* TASK GOAL
Restate the full set of records exactly, without adding or dropping a word.

* GIVEN DATA
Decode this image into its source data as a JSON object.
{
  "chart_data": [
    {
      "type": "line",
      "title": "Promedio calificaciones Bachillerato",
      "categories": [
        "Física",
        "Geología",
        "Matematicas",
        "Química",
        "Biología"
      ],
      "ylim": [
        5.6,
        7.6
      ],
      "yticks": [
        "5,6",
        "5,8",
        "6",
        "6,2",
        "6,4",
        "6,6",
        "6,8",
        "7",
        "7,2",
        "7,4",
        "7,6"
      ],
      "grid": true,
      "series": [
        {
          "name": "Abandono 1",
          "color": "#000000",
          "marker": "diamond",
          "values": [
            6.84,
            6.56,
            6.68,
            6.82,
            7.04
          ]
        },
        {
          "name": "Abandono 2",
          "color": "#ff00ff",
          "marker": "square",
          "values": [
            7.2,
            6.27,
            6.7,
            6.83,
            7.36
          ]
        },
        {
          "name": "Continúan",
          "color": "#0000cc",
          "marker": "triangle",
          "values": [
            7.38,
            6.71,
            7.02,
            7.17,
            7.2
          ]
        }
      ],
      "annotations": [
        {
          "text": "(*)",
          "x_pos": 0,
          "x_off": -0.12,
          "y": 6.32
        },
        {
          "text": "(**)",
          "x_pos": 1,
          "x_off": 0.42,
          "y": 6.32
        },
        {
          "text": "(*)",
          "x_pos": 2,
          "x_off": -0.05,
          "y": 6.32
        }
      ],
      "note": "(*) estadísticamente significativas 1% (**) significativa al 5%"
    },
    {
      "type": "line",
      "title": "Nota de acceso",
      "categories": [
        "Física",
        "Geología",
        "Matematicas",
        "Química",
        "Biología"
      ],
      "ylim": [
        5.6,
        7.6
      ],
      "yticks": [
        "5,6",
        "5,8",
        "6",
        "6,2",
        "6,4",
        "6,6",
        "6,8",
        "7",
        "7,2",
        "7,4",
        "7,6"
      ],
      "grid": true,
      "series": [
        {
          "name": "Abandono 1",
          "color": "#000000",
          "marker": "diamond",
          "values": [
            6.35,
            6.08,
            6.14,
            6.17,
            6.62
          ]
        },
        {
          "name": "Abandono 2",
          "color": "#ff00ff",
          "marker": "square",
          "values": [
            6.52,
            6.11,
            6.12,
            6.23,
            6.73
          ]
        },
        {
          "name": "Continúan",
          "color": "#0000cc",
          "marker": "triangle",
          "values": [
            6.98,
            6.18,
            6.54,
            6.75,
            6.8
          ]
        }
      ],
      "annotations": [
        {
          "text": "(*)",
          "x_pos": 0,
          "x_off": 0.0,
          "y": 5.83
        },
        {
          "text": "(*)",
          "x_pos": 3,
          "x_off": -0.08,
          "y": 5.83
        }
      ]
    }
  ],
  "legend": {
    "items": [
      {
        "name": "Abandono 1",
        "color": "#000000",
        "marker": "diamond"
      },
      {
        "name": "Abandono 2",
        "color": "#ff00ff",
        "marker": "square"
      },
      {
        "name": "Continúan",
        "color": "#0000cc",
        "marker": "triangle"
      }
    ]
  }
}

* REPLY TO THE EXERCISE
Decode this image into its source data as a JSON object.
{
  "chart_data": [
    {
      "type": "line",
      "title": "Promedio calificaciones Bachillerato",
      "categories": [
        "Física",
        "Geología",
        "Matematicas",
        "Química",
        "Biología"
      ],
      "ylim": [
        5.6,
        7.6
      ],
      "yticks": [
        "5,6",
        "5,8",
        "6",
        "6,2",
        "6,4",
        "6,6",
        "6,8",
        "7",
        "7,2",
        "7,4",
        "7,6"
      ],
      "grid": true,
      "series": [
        {
          "name": "Abandono 1",
          "color": "#000000",
          "marker": "diamond",
          "values": [
            6.84,
            6.56,
            6.68,
            6.82,
            7.04
          ]
        },
        {
          "name": "Abandono 2",
          "color": "#ff00ff",
          "marker": "square",
          "values": [
            7.2,
            6.27,
            6.7,
            6.83,
            7.36
          ]
        },
        {
          "name": "Continúan",
          "color": "#0000cc",
          "marker": "triangle",
          "values": [
            7.38,
            6.71,
            7.02,
            7.17,
            7.2
          ]
        }
      ],
      "annotations": [
        {
          "text": "(*)",
          "x_pos": 0,
          "x_off": -0.12,
          "y": 6.32
        },
        {
          "text": "(**)",
          "x_pos": 1,
          "x_off": 0.42,
          "y": 6.32
        },
        {
          "text": "(*)",
          "x_pos": 2,
          "x_off": -0.05,
          "y": 6.32
        }
      ],
      "note": "(*) estadísticamente significativas 1% (**) significativa al 5%"
    },
    {
      "type": "line",
      "title": "Nota de acceso",
      "categories": [
        "Física",
        "Geología",
        "Matematicas",
        "Química",
        "Biología"
      ],
      "ylim": [
        5.6,
        7.6
      ],
      "yticks": [
        "5,6",
        "5,8",
        "6",
        "6,2",
        "6,4",
        "6,6",
        "6,8",
        "7",
        "7,2",
        "7,4",
        "7,6"
      ],
      "grid": true,
      "series": [
        {
          "name": "Abandono 1",
          "color": "#000000",
          "marker": "diamond",
          "values": [
            6.35,
            6.08,
            6.14,
            6.17,
            6.62
          ]
        },
        {
          "name": "Abandono 2",
          "color": "#ff00ff",
          "marker": "square",
          "values": [
            6.52,
            6.11,
            6.12,
            6.23,
            6.73
          ]
        },
        {
          "name": "Continúan",
          "color": "#0000cc",
          "marker": "triangle",
          "values": [
            6.98,
            6.18,
            6.54,
            6.75,
            6.8
          ]
        }
      ],
      "annotations": [
        {
          "text": "(*)",
          "x_pos": 0,
          "x_off": 0.0,
          "y": 5.83
        },
        {
          "text": "(*)",
          "x_pos": 3,
          "x_off": -0.08,
          "y": 5.83
        }
      ]
    }
  ],
  "legend": {
    "items": [
      {
        "name": "Abandono 1",
        "color": "#000000",
        "marker": "diamond"
      },
      {
        "name": "Abandono 2",
        "color": "#ff00ff",
        "marker": "square"
      },
      {
        "name": "Continúan",
        "color": "#0000cc",
        "marker": "triangle"
      }
    ]
  }
}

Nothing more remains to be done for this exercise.